Structured page parsing data
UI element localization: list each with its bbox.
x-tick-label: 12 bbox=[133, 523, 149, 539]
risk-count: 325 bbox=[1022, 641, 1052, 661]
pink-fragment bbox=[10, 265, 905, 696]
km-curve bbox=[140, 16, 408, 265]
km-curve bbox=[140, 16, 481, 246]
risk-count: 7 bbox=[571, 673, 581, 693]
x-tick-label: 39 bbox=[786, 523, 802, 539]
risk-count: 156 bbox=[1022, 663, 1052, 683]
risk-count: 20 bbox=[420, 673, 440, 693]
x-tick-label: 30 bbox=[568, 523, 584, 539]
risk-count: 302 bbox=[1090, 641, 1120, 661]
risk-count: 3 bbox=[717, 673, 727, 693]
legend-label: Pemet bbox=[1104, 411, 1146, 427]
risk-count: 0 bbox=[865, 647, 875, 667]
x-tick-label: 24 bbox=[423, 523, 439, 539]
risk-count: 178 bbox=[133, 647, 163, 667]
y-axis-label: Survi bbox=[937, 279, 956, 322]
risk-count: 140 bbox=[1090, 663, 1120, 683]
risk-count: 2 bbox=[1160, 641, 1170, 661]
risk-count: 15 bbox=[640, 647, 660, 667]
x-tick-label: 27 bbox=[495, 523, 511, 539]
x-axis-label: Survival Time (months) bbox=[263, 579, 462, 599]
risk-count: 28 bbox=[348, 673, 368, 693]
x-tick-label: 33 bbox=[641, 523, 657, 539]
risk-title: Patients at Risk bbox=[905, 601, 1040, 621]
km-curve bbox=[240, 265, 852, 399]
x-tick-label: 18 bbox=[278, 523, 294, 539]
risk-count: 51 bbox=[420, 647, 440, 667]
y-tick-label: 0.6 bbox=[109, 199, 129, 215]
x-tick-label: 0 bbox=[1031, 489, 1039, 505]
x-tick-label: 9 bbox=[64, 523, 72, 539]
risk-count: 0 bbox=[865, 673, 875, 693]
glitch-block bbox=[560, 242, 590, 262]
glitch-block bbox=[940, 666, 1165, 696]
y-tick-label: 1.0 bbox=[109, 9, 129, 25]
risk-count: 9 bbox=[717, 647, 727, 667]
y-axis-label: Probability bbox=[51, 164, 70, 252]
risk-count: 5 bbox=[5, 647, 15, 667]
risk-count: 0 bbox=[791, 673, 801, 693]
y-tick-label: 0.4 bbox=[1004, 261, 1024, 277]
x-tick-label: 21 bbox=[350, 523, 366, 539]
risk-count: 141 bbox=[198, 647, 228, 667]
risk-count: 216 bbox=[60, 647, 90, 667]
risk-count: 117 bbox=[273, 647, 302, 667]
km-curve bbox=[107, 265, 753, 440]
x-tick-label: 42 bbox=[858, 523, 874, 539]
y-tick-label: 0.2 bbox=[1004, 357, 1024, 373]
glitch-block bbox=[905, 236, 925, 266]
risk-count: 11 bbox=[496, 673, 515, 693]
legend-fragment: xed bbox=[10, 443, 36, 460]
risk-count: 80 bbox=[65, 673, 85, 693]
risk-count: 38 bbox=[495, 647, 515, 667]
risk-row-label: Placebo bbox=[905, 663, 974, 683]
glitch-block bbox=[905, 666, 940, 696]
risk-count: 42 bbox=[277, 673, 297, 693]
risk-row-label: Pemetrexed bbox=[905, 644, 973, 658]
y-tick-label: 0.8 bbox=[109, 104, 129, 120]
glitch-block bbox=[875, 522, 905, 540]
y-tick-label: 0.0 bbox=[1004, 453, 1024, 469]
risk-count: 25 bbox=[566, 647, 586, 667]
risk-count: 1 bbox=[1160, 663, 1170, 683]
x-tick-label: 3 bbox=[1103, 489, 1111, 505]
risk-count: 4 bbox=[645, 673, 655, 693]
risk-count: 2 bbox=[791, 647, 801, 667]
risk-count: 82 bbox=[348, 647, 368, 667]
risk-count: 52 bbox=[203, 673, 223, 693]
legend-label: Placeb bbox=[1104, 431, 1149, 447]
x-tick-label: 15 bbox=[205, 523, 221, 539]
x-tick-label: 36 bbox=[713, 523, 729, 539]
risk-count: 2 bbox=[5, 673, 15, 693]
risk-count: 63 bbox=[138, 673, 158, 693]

What to do:
Would you return all of the data exactly as it stands above?

Your solution:
UI element localization: list each with its bbox.
x-tick-label: 12 bbox=[133, 523, 149, 539]
risk-count: 325 bbox=[1022, 641, 1052, 661]
pink-fragment bbox=[10, 265, 905, 696]
km-curve bbox=[140, 16, 408, 265]
km-curve bbox=[140, 16, 481, 246]
risk-count: 7 bbox=[571, 673, 581, 693]
x-tick-label: 39 bbox=[786, 523, 802, 539]
risk-count: 156 bbox=[1022, 663, 1052, 683]
risk-count: 20 bbox=[420, 673, 440, 693]
x-tick-label: 30 bbox=[568, 523, 584, 539]
risk-count: 302 bbox=[1090, 641, 1120, 661]
risk-count: 3 bbox=[717, 673, 727, 693]
legend-label: Pemet bbox=[1104, 411, 1146, 427]
risk-count: 0 bbox=[865, 647, 875, 667]
x-tick-label: 24 bbox=[423, 523, 439, 539]
risk-count: 178 bbox=[133, 647, 163, 667]
y-axis-label: Survi bbox=[937, 279, 956, 322]
risk-count: 140 bbox=[1090, 663, 1120, 683]
risk-count: 2 bbox=[1160, 641, 1170, 661]
risk-count: 15 bbox=[640, 647, 660, 667]
x-tick-label: 27 bbox=[495, 523, 511, 539]
x-axis-label: Survival Time (months) bbox=[263, 579, 462, 599]
risk-count: 28 bbox=[348, 673, 368, 693]
x-tick-label: 33 bbox=[641, 523, 657, 539]
risk-title: Patients at Risk bbox=[905, 601, 1040, 621]
km-curve bbox=[240, 265, 852, 399]
x-tick-label: 18 bbox=[278, 523, 294, 539]
risk-count: 51 bbox=[420, 647, 440, 667]
y-tick-label: 0.6 bbox=[109, 199, 129, 215]
x-tick-label: 0 bbox=[1031, 489, 1039, 505]
x-tick-label: 9 bbox=[64, 523, 72, 539]
risk-count: 0 bbox=[865, 673, 875, 693]
glitch-block bbox=[560, 242, 590, 262]
glitch-block bbox=[940, 666, 1165, 696]
y-tick-label: 1.0 bbox=[109, 9, 129, 25]
risk-count: 9 bbox=[717, 647, 727, 667]
y-axis-label: Probability bbox=[51, 164, 70, 252]
risk-count: 5 bbox=[5, 647, 15, 667]
risk-count: 0 bbox=[791, 673, 801, 693]
y-tick-label: 0.4 bbox=[1004, 261, 1024, 277]
x-tick-label: 21 bbox=[350, 523, 366, 539]
risk-count: 141 bbox=[198, 647, 228, 667]
risk-count: 216 bbox=[60, 647, 90, 667]
risk-count: 117 bbox=[273, 647, 302, 667]
km-curve bbox=[107, 265, 753, 440]
x-tick-label: 42 bbox=[858, 523, 874, 539]
y-tick-label: 0.2 bbox=[1004, 357, 1024, 373]
glitch-block bbox=[905, 236, 925, 266]
risk-count: 11 bbox=[496, 673, 515, 693]
legend-fragment: xed bbox=[10, 443, 36, 460]
risk-count: 80 bbox=[65, 673, 85, 693]
risk-count: 38 bbox=[495, 647, 515, 667]
risk-row-label: Placebo bbox=[905, 663, 974, 683]
glitch-block bbox=[905, 666, 940, 696]
risk-count: 42 bbox=[277, 673, 297, 693]
risk-row-label: Pemetrexed bbox=[905, 644, 973, 658]
y-tick-label: 0.8 bbox=[109, 104, 129, 120]
glitch-block bbox=[875, 522, 905, 540]
y-tick-label: 0.0 bbox=[1004, 453, 1024, 469]
risk-count: 25 bbox=[566, 647, 586, 667]
risk-count: 1 bbox=[1160, 663, 1170, 683]
x-tick-label: 3 bbox=[1103, 489, 1111, 505]
risk-count: 4 bbox=[645, 673, 655, 693]
risk-count: 2 bbox=[791, 647, 801, 667]
risk-count: 82 bbox=[348, 647, 368, 667]
risk-count: 52 bbox=[203, 673, 223, 693]
legend-label: Placeb bbox=[1104, 431, 1149, 447]
x-tick-label: 15 bbox=[205, 523, 221, 539]
x-tick-label: 36 bbox=[713, 523, 729, 539]
risk-count: 2 bbox=[5, 673, 15, 693]
risk-count: 63 bbox=[138, 673, 158, 693]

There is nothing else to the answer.